● **DIRECTIVE 1**:
Read the ClassLoader trees article below and decide whether each statement agrees with it, answering yes or no and quoting the words from the article that settle it: (a) Shared code is shared only among components inside one graph / root. (b) Version 5.1 of PraxisCORE was the first to let components share code and types. (c) Pre-compiled libraries added to a project can be edited.
● **DIRECTIVE 2**:
Translate this sentence from the ClassLoader trees article below into Spanish: "Shared code is currently stored as a property of the root component, although in theory we could also support shared code on sub-containers."

ClassLoader trees

by Neil C Smith

…exploring ClassLoader trees in the forest of actors

PraxisCORE v5.2 added the ability to share code and types across components (actors) in a graph. This is a feature that’s been requested for a while, but took some thinking to work out how to implement. And it’s a key ingredient in how Codelerity is supporting general purpose programming usage of the PraxisLIVE suite of tools.

It’s been possible to add compiled libraries to PraxisCORE projects for a while, even at runtime, and v5.1 added the ability to include dependencies from Maven Central. However, such pre-compiled code is not editable. With the shared code feature we want to allow components to share features and types, while still allowing that code to be rewritable safely at runtime like the code of individual components.

Sharing code

Shared code in the graph

Here we have a simple example of shared code usage in PraxisLIVE v5.2 (click to enlarge). We have a shared ID type passed between two components, id-source and id-consumer using data ports. This is somewhat contrived as data ports are usually used for packets of continuous data. We also have a shared Utils class for utility methods that can be static imported into our component code.

The problem to be solved was allowing the shared code to be edited and recompiled at any point, while ensuring that at any instant, all components in the graph are linked to the same shared type. We also want to ensure that any changes to shared code are always valid - not removing types or methods in use by any component.

Part of addressing these concerns is the limitation that shared code is only shared across the components within a single graph / root. As within our forest of actors architecture each root is guaranteed to be only active on a single thread at any time, we can ensure atomic replacement. It also shields us from having to deal with the problem of some roots being local and others remote. Shared code is currently stored as a property of the root component, although in theory we could also support shared code on sub-containers.

● **EXTRACTED DATA**:
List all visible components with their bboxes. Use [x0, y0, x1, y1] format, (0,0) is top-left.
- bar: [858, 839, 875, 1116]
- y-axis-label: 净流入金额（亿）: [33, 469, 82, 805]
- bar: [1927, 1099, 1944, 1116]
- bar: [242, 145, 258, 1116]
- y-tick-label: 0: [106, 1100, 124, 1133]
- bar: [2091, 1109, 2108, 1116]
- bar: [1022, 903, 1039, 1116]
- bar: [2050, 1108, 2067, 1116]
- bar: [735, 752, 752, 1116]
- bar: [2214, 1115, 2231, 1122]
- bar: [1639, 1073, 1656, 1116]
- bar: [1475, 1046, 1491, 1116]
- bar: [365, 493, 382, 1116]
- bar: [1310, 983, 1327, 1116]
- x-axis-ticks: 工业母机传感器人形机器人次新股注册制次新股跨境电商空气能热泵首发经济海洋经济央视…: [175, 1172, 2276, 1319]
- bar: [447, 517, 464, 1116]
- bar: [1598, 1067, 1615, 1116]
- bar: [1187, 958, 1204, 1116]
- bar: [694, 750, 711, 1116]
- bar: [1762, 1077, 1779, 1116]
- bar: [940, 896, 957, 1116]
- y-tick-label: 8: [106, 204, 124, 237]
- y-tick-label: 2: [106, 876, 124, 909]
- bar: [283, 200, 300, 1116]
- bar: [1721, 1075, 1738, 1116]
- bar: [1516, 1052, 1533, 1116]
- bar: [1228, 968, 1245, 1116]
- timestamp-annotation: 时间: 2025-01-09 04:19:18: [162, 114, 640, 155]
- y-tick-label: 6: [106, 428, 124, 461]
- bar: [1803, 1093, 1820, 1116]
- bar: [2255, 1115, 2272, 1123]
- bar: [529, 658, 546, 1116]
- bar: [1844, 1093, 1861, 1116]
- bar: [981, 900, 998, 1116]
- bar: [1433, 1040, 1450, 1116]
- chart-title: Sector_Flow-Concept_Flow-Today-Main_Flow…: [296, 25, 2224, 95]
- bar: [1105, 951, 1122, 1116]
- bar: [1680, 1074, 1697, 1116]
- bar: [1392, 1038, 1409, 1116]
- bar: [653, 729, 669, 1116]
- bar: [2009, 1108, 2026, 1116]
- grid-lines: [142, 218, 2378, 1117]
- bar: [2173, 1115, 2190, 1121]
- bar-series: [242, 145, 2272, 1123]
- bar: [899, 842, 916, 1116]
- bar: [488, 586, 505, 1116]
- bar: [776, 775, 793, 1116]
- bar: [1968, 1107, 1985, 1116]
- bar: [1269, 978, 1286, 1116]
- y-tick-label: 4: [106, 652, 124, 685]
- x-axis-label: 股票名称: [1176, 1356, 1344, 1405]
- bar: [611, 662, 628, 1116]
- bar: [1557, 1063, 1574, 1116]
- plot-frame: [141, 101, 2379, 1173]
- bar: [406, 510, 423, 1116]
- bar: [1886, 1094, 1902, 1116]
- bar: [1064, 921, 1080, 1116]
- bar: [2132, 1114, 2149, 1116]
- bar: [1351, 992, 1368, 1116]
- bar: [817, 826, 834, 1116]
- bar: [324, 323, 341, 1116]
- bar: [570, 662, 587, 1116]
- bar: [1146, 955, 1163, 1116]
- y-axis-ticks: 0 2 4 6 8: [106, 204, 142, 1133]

● **EXERCISE ANSWER 1**:
(a) Yes: "shared code is only shared across the components within a single graph / root."
(b) No: "PraxisCORE v5.2 added the ability to share code and types across components (actors) in a graph."
(c) No: "However, such pre-compiled code is not editable."

● **EXERCISE ANSWER 2**:
El código compartido se almacena actualmente como una propiedad del componente raíz, aunque en teoría también podríamos admitir código compartido en los subcontenedores.